WORK TO DO - Transcribe the entries that follow exactly as they appear, minus pictures.

— start of GIVEN RECORDS —

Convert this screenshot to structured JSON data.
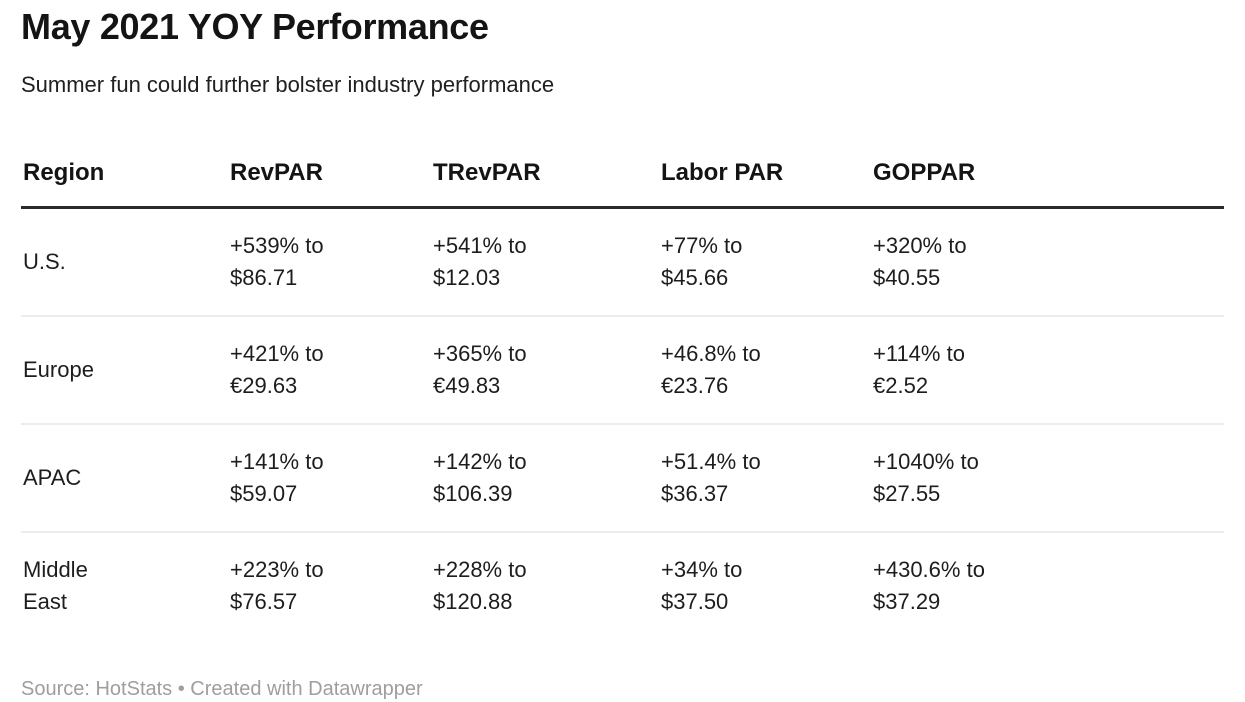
{
  "header": {
    "title": "May 2021 YOY Performance",
    "subtitle": "Summer fun could further bolster industry performance"
  },
  "table": {
    "columns": [
      "Region",
      "RevPAR",
      "TRevPAR",
      "Labor PAR",
      "GOPPAR"
    ],
    "rows": [
      {
        "region_line1": "U.S.",
        "cells": [
          {
            "change": "+539% to",
            "value": "$86.71"
          },
          {
            "change": "+541% to",
            "value": "$12.03"
          },
          {
            "change": "+77% to",
            "value": "$45.66"
          },
          {
            "change": "+320% to",
            "value": "$40.55"
          }
        ]
      },
      {
        "region_line1": "Europe",
        "cells": [
          {
            "change": "+421% to",
            "value": "€29.63"
          },
          {
            "change": "+365% to",
            "value": "€49.83"
          },
          {
            "change": "+46.8% to",
            "value": "€23.76"
          },
          {
            "change": "+114% to",
            "value": "€2.52"
          }
        ]
      },
      {
        "region_line1": "APAC",
        "cells": [
          {
            "change": "+141% to",
            "value": "$59.07"
          },
          {
            "change": "+142% to",
            "value": "$106.39"
          },
          {
            "change": "+51.4% to",
            "value": "$36.37"
          },
          {
            "change": "+1040% to",
            "value": "$27.55"
          }
        ]
      },
      {
        "region_line1": "Middle",
        "region_line2": "East",
        "cells": [
          {
            "change": "+223% to",
            "value": "$76.57"
          },
          {
            "change": "+228% to",
            "value": "$120.88"
          },
          {
            "change": "+34% to",
            "value": "$37.50"
          },
          {
            "change": "+430.6% to",
            "value": "$37.29"
          }
        ]
      }
    ]
  },
  "footer": {
    "text": "Source: HotStats • Created with Datawrapper"
  },
  "colors": {
    "title_text": "#141414",
    "body_text": "#1d1d1d",
    "header_rule": "#2b2b2b",
    "row_divider": "#ececec",
    "footer_text": "#9e9e9e",
    "background": "#ffffff"
  },
  "chart_data": {
    "type": "table",
    "title": "May 2021 YOY Performance",
    "subtitle": "Summer fun could further bolster industry performance",
    "columns": [
      "Region",
      "RevPAR",
      "TRevPAR",
      "Labor PAR",
      "GOPPAR"
    ],
    "rows": [
      [
        "U.S.",
        "+539% to $86.71",
        "+541% to $12.03",
        "+77% to $45.66",
        "+320% to $40.55"
      ],
      [
        "Europe",
        "+421% to €29.63",
        "+365% to €49.83",
        "+46.8% to €23.76",
        "+114% to €2.52"
      ],
      [
        "APAC",
        "+141% to $59.07",
        "+142% to $106.39",
        "+51.4% to $36.37",
        "+1040% to $27.55"
      ],
      [
        "Middle East",
        "+223% to $76.57",
        "+228% to $120.88",
        "+34% to $37.50",
        "+430.6% to $37.29"
      ]
    ],
    "source": "Source: HotStats • Created with Datawrapper",
    "layout": {
      "grid": "row dividers only",
      "header_rule": "thick dark line under header"
    }
  }
}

— end of GIVEN RECORDS —

FINAL RESULT -
Convert this screenshot to structured JSON data.
{
  "header": {
    "title": "May 2021 YOY Performance",
    "subtitle": "Summer fun could further bolster industry performance"
  },
  "table": {
    "columns": [
      "Region",
      "RevPAR",
      "TRevPAR",
      "Labor PAR",
      "GOPPAR"
    ],
    "rows": [
      {
        "region_line1": "U.S.",
        "cells": [
          {
            "change": "+539% to",
            "value": "$86.71"
          },
          {
            "change": "+541% to",
            "value": "$12.03"
          },
          {
            "change": "+77% to",
            "value": "$45.66"
          },
          {
            "change": "+320% to",
            "value": "$40.55"
          }
        ]
      },
      {
        "region_line1": "Europe",
        "cells": [
          {
            "change": "+421% to",
            "value": "€29.63"
          },
          {
            "change": "+365% to",
            "value": "€49.83"
          },
          {
            "change": "+46.8% to",
            "value": "€23.76"
          },
          {
            "change": "+114% to",
            "value": "€2.52"
          }
        ]
      },
      {
        "region_line1": "APAC",
        "cells": [
          {
            "change": "+141% to",
            "value": "$59.07"
          },
          {
            "change": "+142% to",
            "value": "$106.39"
          },
          {
            "change": "+51.4% to",
            "value": "$36.37"
          },
          {
            "change": "+1040% to",
            "value": "$27.55"
          }
        ]
      },
      {
        "region_line1": "Middle",
        "region_line2": "East",
        "cells": [
          {
            "change": "+223% to",
            "value": "$76.57"
          },
          {
            "change": "+228% to",
            "value": "$120.88"
          },
          {
            "change": "+34% to",
            "value": "$37.50"
          },
          {
            "change": "+430.6% to",
            "value": "$37.29"
          }
        ]
      }
    ]
  },
  "footer": {
    "text": "Source: HotStats • Created with Datawrapper"
  },
  "colors": {
    "title_text": "#141414",
    "body_text": "#1d1d1d",
    "header_rule": "#2b2b2b",
    "row_divider": "#ececec",
    "footer_text": "#9e9e9e",
    "background": "#ffffff"
  },
  "chart_data": {
    "type": "table",
    "title": "May 2021 YOY Performance",
    "subtitle": "Summer fun could further bolster industry performance",
    "columns": [
      "Region",
      "RevPAR",
      "TRevPAR",
      "Labor PAR",
      "GOPPAR"
    ],
    "rows": [
      [
        "U.S.",
        "+539% to $86.71",
        "+541% to $12.03",
        "+77% to $45.66",
        "+320% to $40.55"
      ],
      [
        "Europe",
        "+421% to €29.63",
        "+365% to €49.83",
        "+46.8% to €23.76",
        "+114% to €2.52"
      ],
      [
        "APAC",
        "+141% to $59.07",
        "+142% to $106.39",
        "+51.4% to $36.37",
        "+1040% to $27.55"
      ],
      [
        "Middle East",
        "+223% to $76.57",
        "+228% to $120.88",
        "+34% to $37.50",
        "+430.6% to $37.29"
      ]
    ],
    "source": "Source: HotStats • Created with Datawrapper",
    "layout": {
      "grid": "row dividers only",
      "header_rule": "thick dark line under header"
    }
  }
}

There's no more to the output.